_MATERIAL_.

□ □ □ □

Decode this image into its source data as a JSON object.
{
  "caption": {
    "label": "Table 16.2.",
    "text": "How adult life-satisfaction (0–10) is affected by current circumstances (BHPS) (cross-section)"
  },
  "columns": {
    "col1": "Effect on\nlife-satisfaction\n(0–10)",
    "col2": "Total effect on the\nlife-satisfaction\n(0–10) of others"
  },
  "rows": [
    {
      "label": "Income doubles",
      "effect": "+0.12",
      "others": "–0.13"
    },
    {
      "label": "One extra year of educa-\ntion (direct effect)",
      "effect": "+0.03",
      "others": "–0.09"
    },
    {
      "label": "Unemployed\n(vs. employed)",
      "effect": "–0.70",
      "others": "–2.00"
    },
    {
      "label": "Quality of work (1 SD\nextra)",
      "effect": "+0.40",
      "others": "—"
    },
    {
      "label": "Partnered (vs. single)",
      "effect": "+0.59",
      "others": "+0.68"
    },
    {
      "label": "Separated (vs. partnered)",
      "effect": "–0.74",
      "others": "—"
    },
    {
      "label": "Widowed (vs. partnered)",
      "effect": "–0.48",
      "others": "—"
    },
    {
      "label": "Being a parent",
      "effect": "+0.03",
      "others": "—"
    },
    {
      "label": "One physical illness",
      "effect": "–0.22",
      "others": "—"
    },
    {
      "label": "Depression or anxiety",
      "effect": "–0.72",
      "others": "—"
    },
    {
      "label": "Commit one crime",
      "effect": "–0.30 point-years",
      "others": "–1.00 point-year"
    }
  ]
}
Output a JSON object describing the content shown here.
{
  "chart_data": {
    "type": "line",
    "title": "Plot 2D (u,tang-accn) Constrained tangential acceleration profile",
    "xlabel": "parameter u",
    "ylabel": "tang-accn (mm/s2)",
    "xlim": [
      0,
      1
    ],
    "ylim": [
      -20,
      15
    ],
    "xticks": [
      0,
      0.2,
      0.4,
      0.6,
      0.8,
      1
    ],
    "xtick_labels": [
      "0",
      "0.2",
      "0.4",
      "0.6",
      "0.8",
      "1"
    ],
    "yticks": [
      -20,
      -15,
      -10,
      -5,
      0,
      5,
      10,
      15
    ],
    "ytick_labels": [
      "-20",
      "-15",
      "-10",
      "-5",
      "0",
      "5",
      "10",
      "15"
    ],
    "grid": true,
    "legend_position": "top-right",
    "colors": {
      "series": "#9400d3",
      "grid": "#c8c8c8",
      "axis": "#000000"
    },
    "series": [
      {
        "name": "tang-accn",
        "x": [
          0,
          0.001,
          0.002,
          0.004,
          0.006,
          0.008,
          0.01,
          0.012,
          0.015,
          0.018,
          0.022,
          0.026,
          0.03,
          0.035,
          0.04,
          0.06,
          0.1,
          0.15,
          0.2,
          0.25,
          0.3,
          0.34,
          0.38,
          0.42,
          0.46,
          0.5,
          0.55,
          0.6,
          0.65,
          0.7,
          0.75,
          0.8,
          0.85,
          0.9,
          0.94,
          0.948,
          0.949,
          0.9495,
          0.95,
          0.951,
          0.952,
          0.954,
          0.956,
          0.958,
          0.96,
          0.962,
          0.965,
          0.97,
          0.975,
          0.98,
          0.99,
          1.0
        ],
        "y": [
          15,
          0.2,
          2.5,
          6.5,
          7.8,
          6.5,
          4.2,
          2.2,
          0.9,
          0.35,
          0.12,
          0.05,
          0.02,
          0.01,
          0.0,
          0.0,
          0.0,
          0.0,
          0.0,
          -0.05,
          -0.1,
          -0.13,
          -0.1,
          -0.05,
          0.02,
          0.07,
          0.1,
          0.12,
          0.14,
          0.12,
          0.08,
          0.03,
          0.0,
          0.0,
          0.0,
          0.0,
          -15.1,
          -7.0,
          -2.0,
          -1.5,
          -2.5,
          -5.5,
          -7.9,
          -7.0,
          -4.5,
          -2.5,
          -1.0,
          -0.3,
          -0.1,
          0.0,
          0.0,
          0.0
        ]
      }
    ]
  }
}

□ □ □ □

Each record must be returned exactly as it is written.

_COMPLETE RESPONSE_.
Decode this image into its source data as a JSON object.
{
  "caption": {
    "label": "Table 16.2.",
    "text": "How adult life-satisfaction (0–10) is affected by current circumstances (BHPS) (cross-section)"
  },
  "columns": {
    "col1": "Effect on\nlife-satisfaction\n(0–10)",
    "col2": "Total effect on the\nlife-satisfaction\n(0–10) of others"
  },
  "rows": [
    {
      "label": "Income doubles",
      "effect": "+0.12",
      "others": "–0.13"
    },
    {
      "label": "One extra year of educa-\ntion (direct effect)",
      "effect": "+0.03",
      "others": "–0.09"
    },
    {
      "label": "Unemployed\n(vs. employed)",
      "effect": "–0.70",
      "others": "–2.00"
    },
    {
      "label": "Quality of work (1 SD\nextra)",
      "effect": "+0.40",
      "others": "—"
    },
    {
      "label": "Partnered (vs. single)",
      "effect": "+0.59",
      "others": "+0.68"
    },
    {
      "label": "Separated (vs. partnered)",
      "effect": "–0.74",
      "others": "—"
    },
    {
      "label": "Widowed (vs. partnered)",
      "effect": "–0.48",
      "others": "—"
    },
    {
      "label": "Being a parent",
      "effect": "+0.03",
      "others": "—"
    },
    {
      "label": "One physical illness",
      "effect": "–0.22",
      "others": "—"
    },
    {
      "label": "Depression or anxiety",
      "effect": "–0.72",
      "others": "—"
    },
    {
      "label": "Commit one crime",
      "effect": "–0.30 point-years",
      "others": "–1.00 point-year"
    }
  ]
}
Output a JSON object describing the content shown here.
{
  "chart_data": {
    "type": "line",
    "title": "Plot 2D (u,tang-accn) Constrained tangential acceleration profile",
    "xlabel": "parameter u",
    "ylabel": "tang-accn (mm/s2)",
    "xlim": [
      0,
      1
    ],
    "ylim": [
      -20,
      15
    ],
    "xticks": [
      0,
      0.2,
      0.4,
      0.6,
      0.8,
      1
    ],
    "xtick_labels": [
      "0",
      "0.2",
      "0.4",
      "0.6",
      "0.8",
      "1"
    ],
    "yticks": [
      -20,
      -15,
      -10,
      -5,
      0,
      5,
      10,
      15
    ],
    "ytick_labels": [
      "-20",
      "-15",
      "-10",
      "-5",
      "0",
      "5",
      "10",
      "15"
    ],
    "grid": true,
    "legend_position": "top-right",
    "colors": {
      "series": "#9400d3",
      "grid": "#c8c8c8",
      "axis": "#000000"
    },
    "series": [
      {
        "name": "tang-accn",
        "x": [
          0,
          0.001,
          0.002,
          0.004,
          0.006,
          0.008,
          0.01,
          0.012,
          0.015,
          0.018,
          0.022,
          0.026,
          0.03,
          0.035,
          0.04,
          0.06,
          0.1,
          0.15,
          0.2,
          0.25,
          0.3,
          0.34,
          0.38,
          0.42,
          0.46,
          0.5,
          0.55,
          0.6,
          0.65,
          0.7,
          0.75,
          0.8,
          0.85,
          0.9,
          0.94,
          0.948,
          0.949,
          0.9495,
          0.95,
          0.951,
          0.952,
          0.954,
          0.956,
          0.958,
          0.96,
          0.962,
          0.965,
          0.97,
          0.975,
          0.98,
          0.99,
          1.0
        ],
        "y": [
          15,
          0.2,
          2.5,
          6.5,
          7.8,
          6.5,
          4.2,
          2.2,
          0.9,
          0.35,
          0.12,
          0.05,
          0.02,
          0.01,
          0.0,
          0.0,
          0.0,
          0.0,
          0.0,
          -0.05,
          -0.1,
          -0.13,
          -0.1,
          -0.05,
          0.02,
          0.07,
          0.1,
          0.12,
          0.14,
          0.12,
          0.08,
          0.03,
          0.0,
          0.0,
          0.0,
          0.0,
          -15.1,
          -7.0,
          -2.0,
          -1.5,
          -2.5,
          -5.5,
          -7.9,
          -7.0,
          -4.5,
          -2.5,
          -1.0,
          -0.3,
          -0.1,
          0.0,
          0.0,
          0.0
        ]
      }
    ]
  }
}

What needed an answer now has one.